AVAILABLE DATA:
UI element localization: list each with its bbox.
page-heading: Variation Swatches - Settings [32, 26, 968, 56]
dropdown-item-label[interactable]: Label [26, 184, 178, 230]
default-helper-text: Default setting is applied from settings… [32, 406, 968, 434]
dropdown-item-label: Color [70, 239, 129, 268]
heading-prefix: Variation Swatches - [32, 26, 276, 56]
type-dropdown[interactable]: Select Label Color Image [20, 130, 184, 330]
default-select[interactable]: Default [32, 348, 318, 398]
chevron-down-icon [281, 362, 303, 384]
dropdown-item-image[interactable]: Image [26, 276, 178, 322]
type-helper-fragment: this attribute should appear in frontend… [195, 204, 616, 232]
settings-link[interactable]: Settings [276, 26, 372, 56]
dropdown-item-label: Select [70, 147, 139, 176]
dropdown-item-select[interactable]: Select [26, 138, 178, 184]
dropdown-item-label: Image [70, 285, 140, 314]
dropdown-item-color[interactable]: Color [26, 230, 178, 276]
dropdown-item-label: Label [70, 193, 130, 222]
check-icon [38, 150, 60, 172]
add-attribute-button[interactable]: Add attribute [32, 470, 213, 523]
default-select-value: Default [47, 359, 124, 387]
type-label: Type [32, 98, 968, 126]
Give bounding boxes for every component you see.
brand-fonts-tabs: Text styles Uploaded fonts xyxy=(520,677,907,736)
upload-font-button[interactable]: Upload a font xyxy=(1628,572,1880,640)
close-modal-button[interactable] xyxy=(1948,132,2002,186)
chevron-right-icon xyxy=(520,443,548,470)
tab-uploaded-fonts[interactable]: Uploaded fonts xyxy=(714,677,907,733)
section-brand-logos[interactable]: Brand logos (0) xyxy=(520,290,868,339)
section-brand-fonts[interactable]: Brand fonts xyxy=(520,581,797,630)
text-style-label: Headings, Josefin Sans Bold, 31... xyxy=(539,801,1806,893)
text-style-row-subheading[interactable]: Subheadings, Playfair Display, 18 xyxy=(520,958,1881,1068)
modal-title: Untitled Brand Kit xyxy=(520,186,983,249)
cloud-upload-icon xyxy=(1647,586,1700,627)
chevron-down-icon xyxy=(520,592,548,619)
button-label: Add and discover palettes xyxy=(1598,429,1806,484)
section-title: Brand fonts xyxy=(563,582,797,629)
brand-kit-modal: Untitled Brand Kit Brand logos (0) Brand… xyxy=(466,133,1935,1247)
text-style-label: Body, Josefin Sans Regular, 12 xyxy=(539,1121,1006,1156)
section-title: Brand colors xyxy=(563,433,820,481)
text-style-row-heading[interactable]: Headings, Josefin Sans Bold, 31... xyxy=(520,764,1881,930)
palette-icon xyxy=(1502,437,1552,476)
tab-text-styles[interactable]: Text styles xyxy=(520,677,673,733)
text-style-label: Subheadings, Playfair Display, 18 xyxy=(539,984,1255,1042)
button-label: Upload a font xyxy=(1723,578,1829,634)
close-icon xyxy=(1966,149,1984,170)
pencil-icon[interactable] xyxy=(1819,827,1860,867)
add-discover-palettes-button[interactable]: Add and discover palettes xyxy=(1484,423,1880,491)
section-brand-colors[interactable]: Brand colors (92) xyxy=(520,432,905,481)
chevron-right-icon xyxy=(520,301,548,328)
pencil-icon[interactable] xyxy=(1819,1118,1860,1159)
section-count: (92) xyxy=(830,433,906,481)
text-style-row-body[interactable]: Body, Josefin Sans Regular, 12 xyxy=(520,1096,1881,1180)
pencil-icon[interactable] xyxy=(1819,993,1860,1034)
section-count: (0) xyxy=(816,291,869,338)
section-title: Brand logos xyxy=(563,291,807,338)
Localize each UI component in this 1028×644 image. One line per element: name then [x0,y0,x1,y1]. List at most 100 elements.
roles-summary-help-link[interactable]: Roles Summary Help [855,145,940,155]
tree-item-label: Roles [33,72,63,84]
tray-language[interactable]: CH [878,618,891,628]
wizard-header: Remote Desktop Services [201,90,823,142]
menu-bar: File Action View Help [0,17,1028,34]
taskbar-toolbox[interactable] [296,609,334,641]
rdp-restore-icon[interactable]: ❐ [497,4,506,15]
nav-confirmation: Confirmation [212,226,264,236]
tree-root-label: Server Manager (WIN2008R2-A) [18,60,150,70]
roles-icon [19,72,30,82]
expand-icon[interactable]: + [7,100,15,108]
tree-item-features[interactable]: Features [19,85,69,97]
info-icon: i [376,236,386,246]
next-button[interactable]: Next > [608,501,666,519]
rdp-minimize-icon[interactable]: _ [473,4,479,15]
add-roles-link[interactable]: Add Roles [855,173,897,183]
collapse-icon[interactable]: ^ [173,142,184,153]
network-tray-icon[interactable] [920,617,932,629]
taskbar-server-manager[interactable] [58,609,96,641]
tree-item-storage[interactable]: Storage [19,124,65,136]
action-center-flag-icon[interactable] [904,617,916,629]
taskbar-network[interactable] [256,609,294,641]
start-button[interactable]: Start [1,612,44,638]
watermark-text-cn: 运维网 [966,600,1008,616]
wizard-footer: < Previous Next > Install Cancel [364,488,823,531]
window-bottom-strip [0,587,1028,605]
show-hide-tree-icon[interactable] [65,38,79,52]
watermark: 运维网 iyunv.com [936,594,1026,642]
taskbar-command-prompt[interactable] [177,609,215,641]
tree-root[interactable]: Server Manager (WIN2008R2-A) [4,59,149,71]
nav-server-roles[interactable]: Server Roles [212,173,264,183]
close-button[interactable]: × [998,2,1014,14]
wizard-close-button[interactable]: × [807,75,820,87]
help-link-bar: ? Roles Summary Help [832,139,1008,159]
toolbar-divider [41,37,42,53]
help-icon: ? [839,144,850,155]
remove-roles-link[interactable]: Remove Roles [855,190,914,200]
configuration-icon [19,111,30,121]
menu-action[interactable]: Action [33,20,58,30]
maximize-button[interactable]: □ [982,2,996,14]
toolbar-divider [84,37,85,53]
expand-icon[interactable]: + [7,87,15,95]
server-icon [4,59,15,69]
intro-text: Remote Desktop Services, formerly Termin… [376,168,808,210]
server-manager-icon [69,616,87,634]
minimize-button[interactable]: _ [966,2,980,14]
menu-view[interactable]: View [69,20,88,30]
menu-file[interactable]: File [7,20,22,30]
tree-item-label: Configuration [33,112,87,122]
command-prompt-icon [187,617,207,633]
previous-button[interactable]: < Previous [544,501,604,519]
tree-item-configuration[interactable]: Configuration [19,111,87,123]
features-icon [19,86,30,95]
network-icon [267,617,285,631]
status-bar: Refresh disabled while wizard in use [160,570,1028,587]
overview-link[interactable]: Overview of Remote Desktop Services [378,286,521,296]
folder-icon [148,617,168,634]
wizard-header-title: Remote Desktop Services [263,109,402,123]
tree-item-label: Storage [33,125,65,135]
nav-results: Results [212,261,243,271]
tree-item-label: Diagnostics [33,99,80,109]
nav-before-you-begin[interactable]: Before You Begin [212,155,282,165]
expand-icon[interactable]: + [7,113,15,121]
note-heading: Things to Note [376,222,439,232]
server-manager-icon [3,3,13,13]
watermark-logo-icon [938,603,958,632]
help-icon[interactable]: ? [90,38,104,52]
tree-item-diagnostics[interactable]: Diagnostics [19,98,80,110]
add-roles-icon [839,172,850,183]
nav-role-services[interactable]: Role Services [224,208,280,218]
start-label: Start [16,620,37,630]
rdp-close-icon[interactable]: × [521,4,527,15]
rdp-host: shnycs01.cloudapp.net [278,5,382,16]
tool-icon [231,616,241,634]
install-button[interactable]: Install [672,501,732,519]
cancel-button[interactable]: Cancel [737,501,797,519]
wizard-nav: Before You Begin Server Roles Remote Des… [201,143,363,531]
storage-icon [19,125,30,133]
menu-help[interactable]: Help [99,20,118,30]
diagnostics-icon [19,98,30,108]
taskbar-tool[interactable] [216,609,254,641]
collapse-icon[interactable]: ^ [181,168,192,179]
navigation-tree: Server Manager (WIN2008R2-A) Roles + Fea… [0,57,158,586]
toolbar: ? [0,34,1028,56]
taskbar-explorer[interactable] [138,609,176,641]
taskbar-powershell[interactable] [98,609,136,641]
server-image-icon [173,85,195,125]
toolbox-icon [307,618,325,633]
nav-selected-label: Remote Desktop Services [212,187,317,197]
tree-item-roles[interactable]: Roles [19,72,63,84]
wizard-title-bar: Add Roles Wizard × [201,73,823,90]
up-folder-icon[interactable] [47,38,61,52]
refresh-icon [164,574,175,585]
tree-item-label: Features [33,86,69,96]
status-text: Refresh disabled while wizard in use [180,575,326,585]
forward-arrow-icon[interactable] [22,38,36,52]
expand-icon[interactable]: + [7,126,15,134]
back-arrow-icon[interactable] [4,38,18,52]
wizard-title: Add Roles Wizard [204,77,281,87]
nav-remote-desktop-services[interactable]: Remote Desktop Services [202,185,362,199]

REQUIRED TASK: Set down word for word every line of the items above, starting with the very first line and going on through the line that contains "default-helper-text: Default setting".

TASK SOLUTION:
UI element localization: list each with its bbox.
page-heading: Variation Swatches - Settings [32, 26, 968, 56]
dropdown-item-label[interactable]: Label [26, 184, 178, 230]
default-helper-text: Default setting is applied from settings… [32, 406, 968, 434]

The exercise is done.